-- OBJECTIVE --
Word for word, copy all the data and drop the pictures.

╭─ RECORD SET

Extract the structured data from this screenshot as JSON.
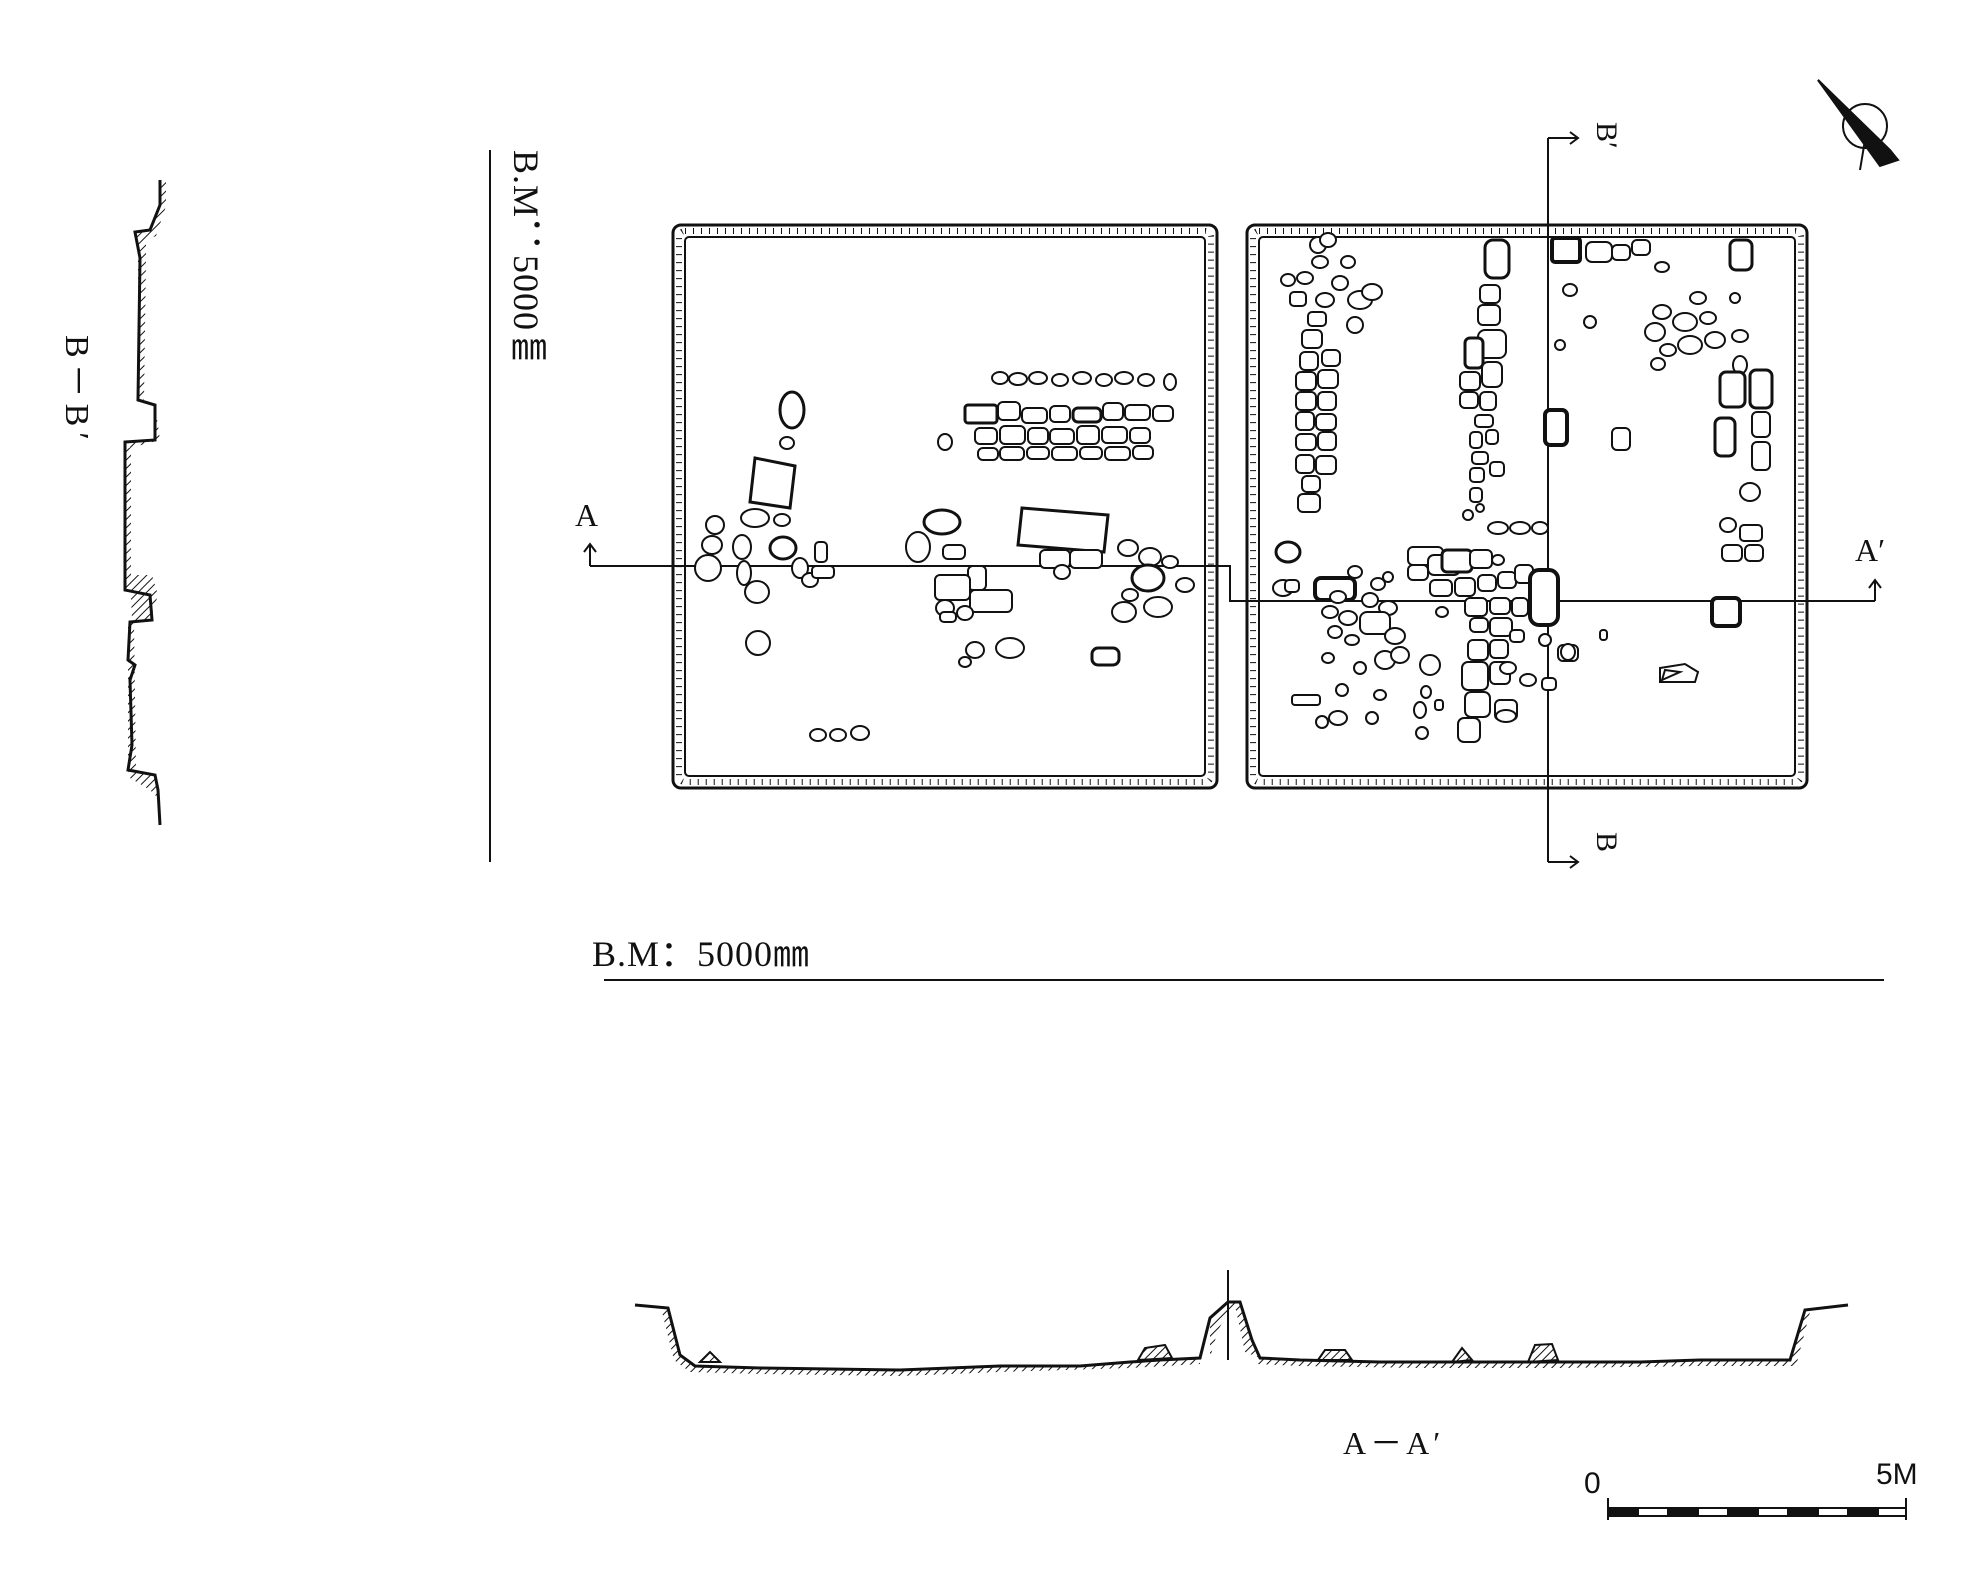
{
  "labels": {
    "benchmark_vertical": "B.M：5000㎜",
    "benchmark_horizontal": "B.M：5000㎜",
    "section_bb_title": "B－B′",
    "section_aa_title": "A－A′",
    "section_a_start": "A",
    "section_a_end": "A′",
    "section_b_start": "B",
    "section_b_end": "B′",
    "scale_zero": "0",
    "scale_max": "5M"
  },
  "icons": {
    "north_arrow": "north-arrow-icon"
  }
}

╰─

-- IN RESPONSE --
Extract the structured data from this screenshot as JSON.
{
  "labels": {
    "benchmark_vertical": "B.M：5000㎜",
    "benchmark_horizontal": "B.M：5000㎜",
    "section_bb_title": "B－B′",
    "section_aa_title": "A－A′",
    "section_a_start": "A",
    "section_a_end": "A′",
    "section_b_start": "B",
    "section_b_end": "B′",
    "scale_zero": "0",
    "scale_max": "5M"
  },
  "icons": {
    "north_arrow": "north-arrow-icon"
  }
}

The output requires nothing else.